[start]
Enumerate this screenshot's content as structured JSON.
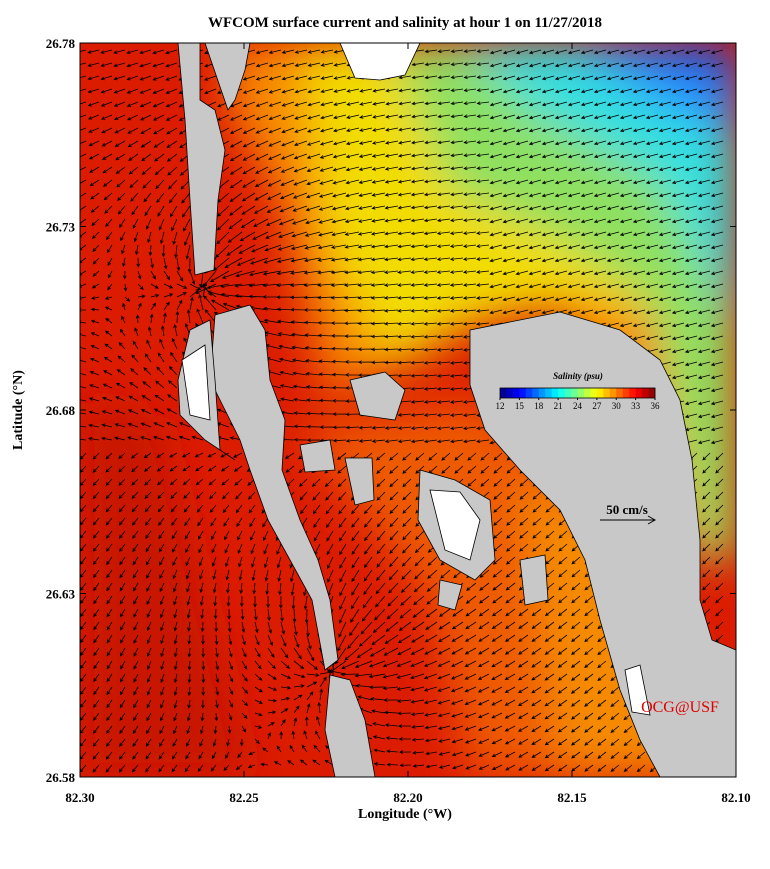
{
  "chart_data": {
    "type": "map",
    "title": "WFCOM surface current and salinity at hour 1 on 11/27/2018",
    "x_label": "Longitude (°W)",
    "y_label": "Latitude (°N)",
    "xlim": [
      82.3,
      82.1
    ],
    "ylim": [
      26.58,
      26.78
    ],
    "xticks": [
      {
        "value": 82.3,
        "label": "82.30"
      },
      {
        "value": 82.25,
        "label": "82.25"
      },
      {
        "value": 82.2,
        "label": "82.20"
      },
      {
        "value": 82.15,
        "label": "82.15"
      },
      {
        "value": 82.1,
        "label": "82.10"
      }
    ],
    "yticks": [
      26.58,
      26.63,
      26.68,
      26.73,
      26.78
    ],
    "colorbar": {
      "title": "Salinity (psu)",
      "clim": [
        12,
        36
      ],
      "ticks": [
        12,
        15,
        18,
        21,
        24,
        27,
        30,
        33,
        36
      ]
    },
    "scale_label": "50 cm/s",
    "credit": "OCG@USF"
  }
}
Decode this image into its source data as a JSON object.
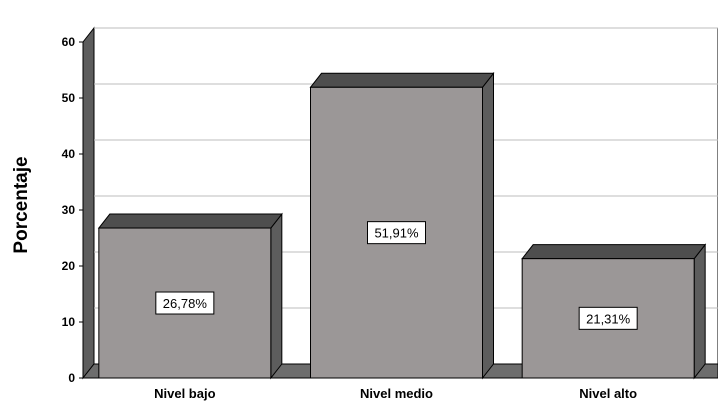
{
  "chart_data": {
    "type": "bar",
    "categories": [
      "Nivel bajo",
      "Nivel medio",
      "Nivel alto"
    ],
    "values": [
      26.78,
      51.91,
      21.31
    ],
    "data_labels": [
      "26,78%",
      "51,91%",
      "21,31%"
    ],
    "title": "",
    "xlabel": "",
    "ylabel": "Porcentaje",
    "ylim": [
      0,
      60
    ],
    "yticks": [
      "0",
      "10",
      "20",
      "30",
      "40",
      "50",
      "60"
    ],
    "grid": true,
    "legend": "none",
    "style": "3d",
    "colors": {
      "bar_front": "#9b9797",
      "bar_top": "#4e4e4e",
      "bar_side": "#5d5d5d",
      "floor": "#6d6d6d",
      "wall": "#ffffff",
      "grid": "#bdbdbd"
    }
  }
}
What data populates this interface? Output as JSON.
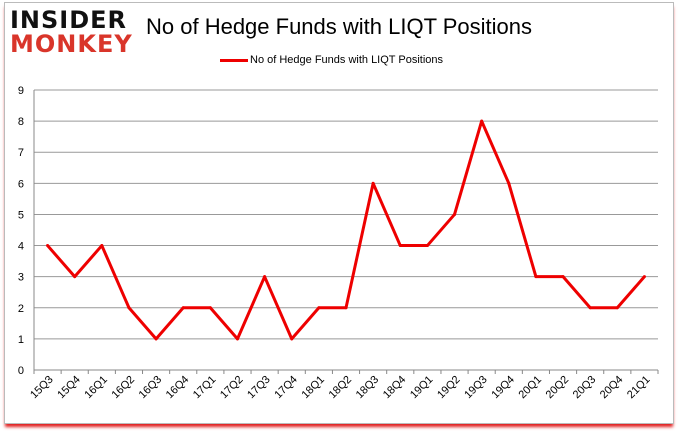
{
  "logo": {
    "line1": "INSIDER",
    "line2": "MONKEY"
  },
  "chart_data": {
    "type": "line",
    "title": "No of Hedge Funds with LIQT Positions",
    "xlabel": "",
    "ylabel": "",
    "categories": [
      "15Q3",
      "15Q4",
      "16Q1",
      "16Q2",
      "16Q3",
      "16Q4",
      "17Q1",
      "17Q2",
      "17Q3",
      "17Q4",
      "18Q1",
      "18Q2",
      "18Q3",
      "18Q4",
      "19Q1",
      "19Q2",
      "19Q3",
      "19Q4",
      "20Q1",
      "20Q2",
      "20Q3",
      "20Q4",
      "21Q1"
    ],
    "series": [
      {
        "name": "No of Hedge Funds with LIQT Positions",
        "values": [
          4,
          3,
          4,
          2,
          1,
          2,
          2,
          1,
          3,
          1,
          2,
          2,
          6,
          4,
          4,
          5,
          8,
          6,
          3,
          3,
          2,
          2,
          3
        ],
        "color": "#ee0000"
      }
    ],
    "ylim": [
      0,
      9
    ],
    "yticks": [
      0,
      1,
      2,
      3,
      4,
      5,
      6,
      7,
      8,
      9
    ],
    "grid": true,
    "legend": "top"
  }
}
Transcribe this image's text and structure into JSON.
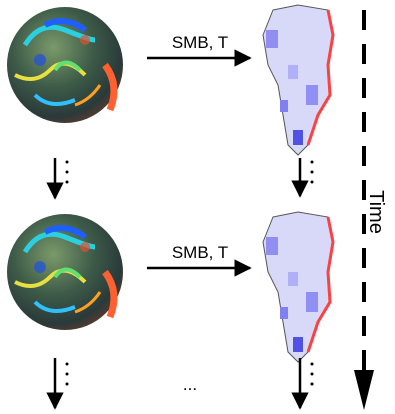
{
  "edges": [
    {
      "label": "SMB, T"
    },
    {
      "label": "SMB, T"
    }
  ],
  "axis": {
    "label": "Time"
  },
  "continuation": "..."
}
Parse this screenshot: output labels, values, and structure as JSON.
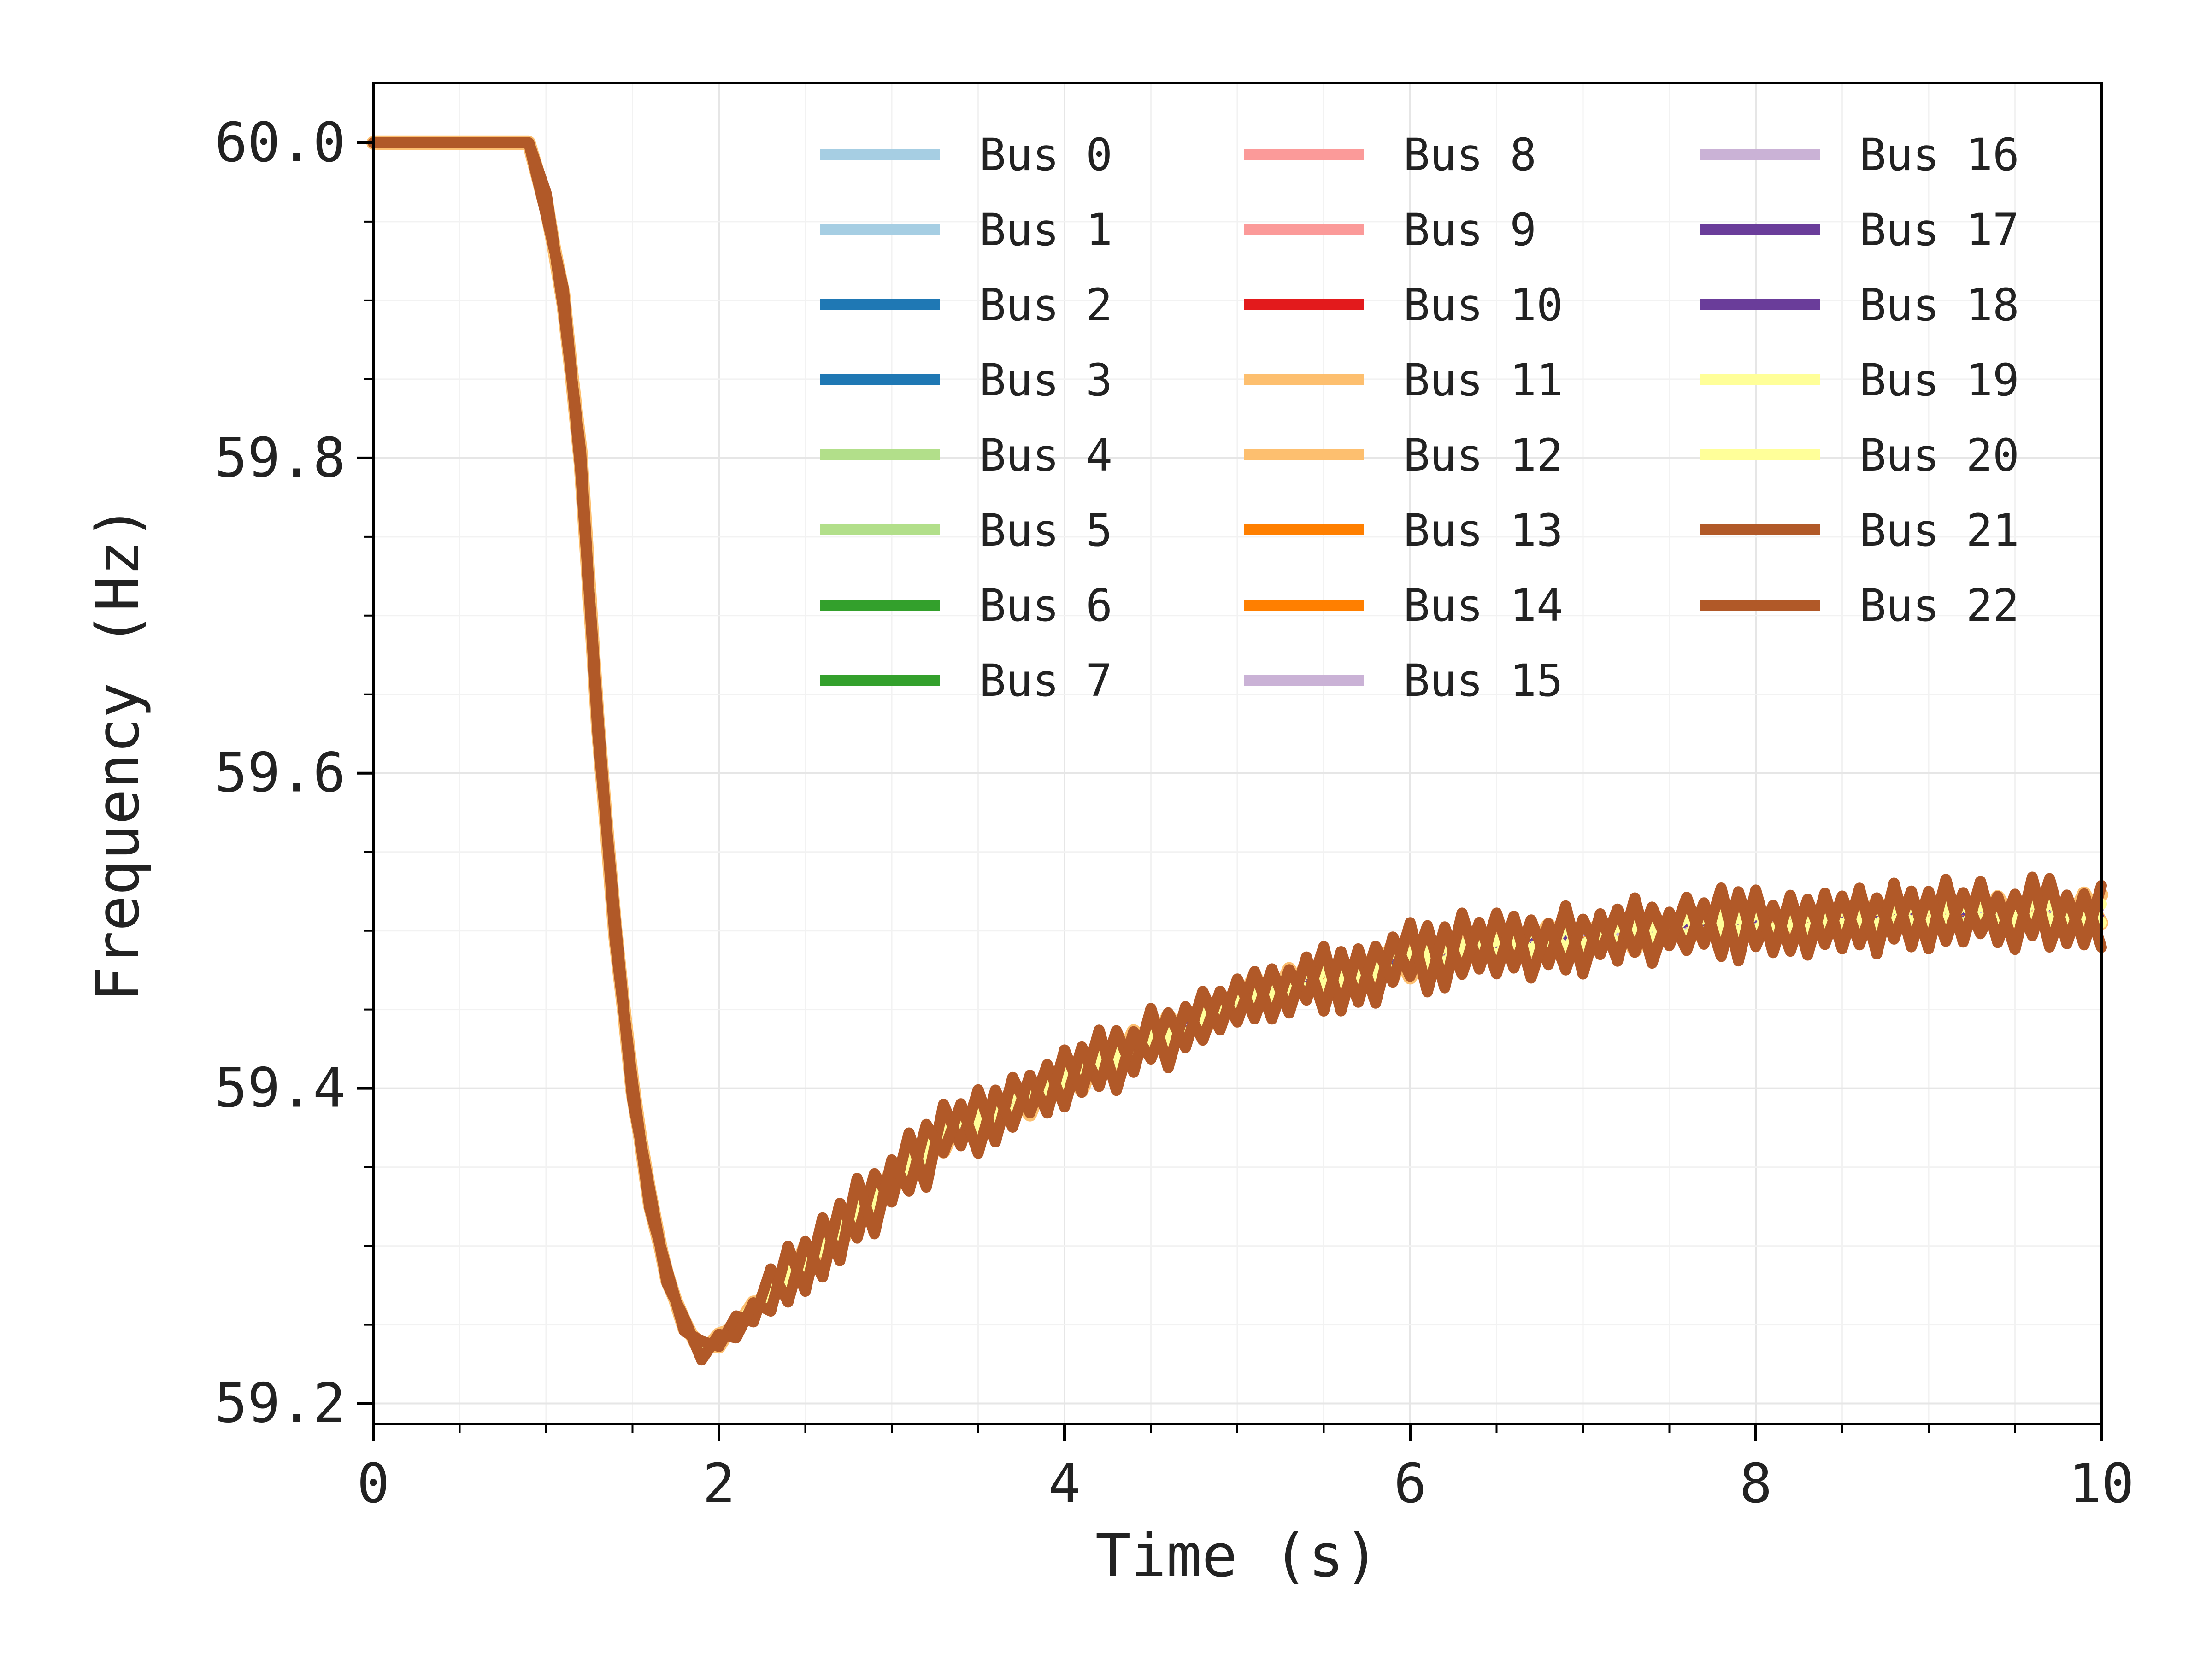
{
  "chart_data": {
    "type": "line",
    "title": "",
    "xlabel": "Time (s)",
    "ylabel": "Frequency (Hz)",
    "xlim": [
      0,
      10
    ],
    "ylim": [
      59.187,
      60.038
    ],
    "xticks": [
      0,
      2,
      4,
      6,
      8,
      10
    ],
    "xtick_labels": [
      "0",
      "2",
      "4",
      "6",
      "8",
      "10"
    ],
    "yticks": [
      59.2,
      59.4,
      59.6,
      59.8,
      60.0
    ],
    "ytick_labels": [
      "59.2",
      "59.4",
      "59.6",
      "59.8",
      "60.0"
    ],
    "grid": true,
    "legend_position": "top-right",
    "legend_columns": 3,
    "x": [
      0,
      0.9,
      1.0,
      1.1,
      1.2,
      1.3,
      1.4,
      1.5,
      1.6,
      1.7,
      1.8,
      1.9,
      2.0,
      2.1,
      2.2,
      2.3,
      2.4,
      2.5,
      2.6,
      2.7,
      2.8,
      2.9,
      3.0,
      3.1,
      3.2,
      3.3,
      3.4,
      3.5,
      3.6,
      3.7,
      3.8,
      3.9,
      4.0,
      4.1,
      4.2,
      4.3,
      4.4,
      4.5,
      4.6,
      4.7,
      4.8,
      4.9,
      5.0,
      5.1,
      5.2,
      5.3,
      5.4,
      5.5,
      5.6,
      5.7,
      5.8,
      5.9,
      6.0,
      6.1,
      6.2,
      6.3,
      6.4,
      6.5,
      6.6,
      6.7,
      6.8,
      6.9,
      7.0,
      7.1,
      7.2,
      7.3,
      7.4,
      7.5,
      7.6,
      7.7,
      7.8,
      7.9,
      8.0,
      8.1,
      8.2,
      8.3,
      8.4,
      8.5,
      8.6,
      8.7,
      8.8,
      8.9,
      9.0,
      9.1,
      9.2,
      9.3,
      9.4,
      9.5,
      9.6,
      9.7,
      9.8,
      9.9,
      10.0
    ],
    "base_values": [
      60.0,
      60.0,
      59.96,
      59.9,
      59.8,
      59.63,
      59.5,
      59.4,
      59.33,
      59.28,
      59.25,
      59.235,
      59.24,
      59.25,
      59.26,
      59.27,
      59.28,
      59.29,
      59.3,
      59.31,
      59.32,
      59.33,
      59.34,
      59.35,
      59.36,
      59.37,
      59.375,
      59.38,
      59.385,
      59.39,
      59.395,
      59.4,
      59.405,
      59.41,
      59.415,
      59.42,
      59.425,
      59.43,
      59.435,
      59.44,
      59.445,
      59.45,
      59.455,
      59.46,
      59.462,
      59.465,
      59.468,
      59.47,
      59.472,
      59.475,
      59.477,
      59.48,
      59.482,
      59.484,
      59.486,
      59.488,
      59.49,
      59.491,
      59.492,
      59.493,
      59.494,
      59.495,
      59.496,
      59.497,
      59.498,
      59.499,
      59.5,
      59.501,
      59.502,
      59.503,
      59.504,
      59.504,
      59.505,
      59.505,
      59.506,
      59.506,
      59.507,
      59.507,
      59.508,
      59.508,
      59.509,
      59.509,
      59.51,
      59.51,
      59.51,
      59.511,
      59.511,
      59.511,
      59.512,
      59.512,
      59.512,
      59.512,
      59.512
    ],
    "series": [
      {
        "name": "Bus 0",
        "color": "#a6cee3",
        "width": 3.0,
        "noise": 0.004,
        "drop_shift": -0.1
      },
      {
        "name": "Bus 1",
        "color": "#a6cee3",
        "width": 3.0,
        "noise": 0.004,
        "drop_shift": -0.08
      },
      {
        "name": "Bus 2",
        "color": "#1f78b4",
        "width": 2.0,
        "noise": 0.002,
        "drop_shift": -0.05
      },
      {
        "name": "Bus 3",
        "color": "#1f78b4",
        "width": 2.0,
        "noise": 0.002,
        "drop_shift": -0.04
      },
      {
        "name": "Bus 4",
        "color": "#b2df8a",
        "width": 2.0,
        "noise": 0.002,
        "drop_shift": -0.02
      },
      {
        "name": "Bus 5",
        "color": "#b2df8a",
        "width": 2.0,
        "noise": 0.002,
        "drop_shift": -0.02
      },
      {
        "name": "Bus 6",
        "color": "#33a02c",
        "width": 2.0,
        "noise": 0.002,
        "drop_shift": -0.01
      },
      {
        "name": "Bus 7",
        "color": "#33a02c",
        "width": 2.0,
        "noise": 0.002,
        "drop_shift": -0.01
      },
      {
        "name": "Bus 8",
        "color": "#fb9a99",
        "width": 2.0,
        "noise": 0.002,
        "drop_shift": 0.0
      },
      {
        "name": "Bus 9",
        "color": "#fb9a99",
        "width": 2.0,
        "noise": 0.002,
        "drop_shift": 0.0
      },
      {
        "name": "Bus 10",
        "color": "#e31a1c",
        "width": 2.0,
        "noise": 0.002,
        "drop_shift": 0.01
      },
      {
        "name": "Bus 11",
        "color": "#fdbf6f",
        "width": 5.0,
        "noise": 0.006,
        "drop_shift": 0.02
      },
      {
        "name": "Bus 12",
        "color": "#fdbf6f",
        "width": 5.0,
        "noise": 0.006,
        "drop_shift": 0.02
      },
      {
        "name": "Bus 13",
        "color": "#ff7f00",
        "width": 2.0,
        "noise": 0.002,
        "drop_shift": 0.01
      },
      {
        "name": "Bus 14",
        "color": "#ff7f00",
        "width": 2.0,
        "noise": 0.002,
        "drop_shift": 0.01
      },
      {
        "name": "Bus 15",
        "color": "#cab2d6",
        "width": 2.0,
        "noise": 0.002,
        "drop_shift": 0.0
      },
      {
        "name": "Bus 16",
        "color": "#cab2d6",
        "width": 2.0,
        "noise": 0.002,
        "drop_shift": 0.0
      },
      {
        "name": "Bus 17",
        "color": "#6a3d9a",
        "width": 2.0,
        "noise": 0.002,
        "drop_shift": 0.0
      },
      {
        "name": "Bus 18",
        "color": "#6a3d9a",
        "width": 2.0,
        "noise": 0.002,
        "drop_shift": 0.0
      },
      {
        "name": "Bus 19",
        "color": "#ffff99",
        "width": 4.0,
        "noise": 0.004,
        "drop_shift": 0.02
      },
      {
        "name": "Bus 20",
        "color": "#ffff99",
        "width": 4.0,
        "noise": 0.004,
        "drop_shift": 0.02
      },
      {
        "name": "Bus 21",
        "color": "#b15928",
        "width": 4.0,
        "noise": 0.012,
        "drop_shift": 0.03
      },
      {
        "name": "Bus 22",
        "color": "#b15928",
        "width": 4.0,
        "noise": 0.012,
        "drop_shift": 0.03
      }
    ]
  }
}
[end]
Problem description: Copy all lines from the material that hold "image".

Exercise output:
Decode this image into its source data as a JSON object.
Transcribe this image's text and structure into JSON.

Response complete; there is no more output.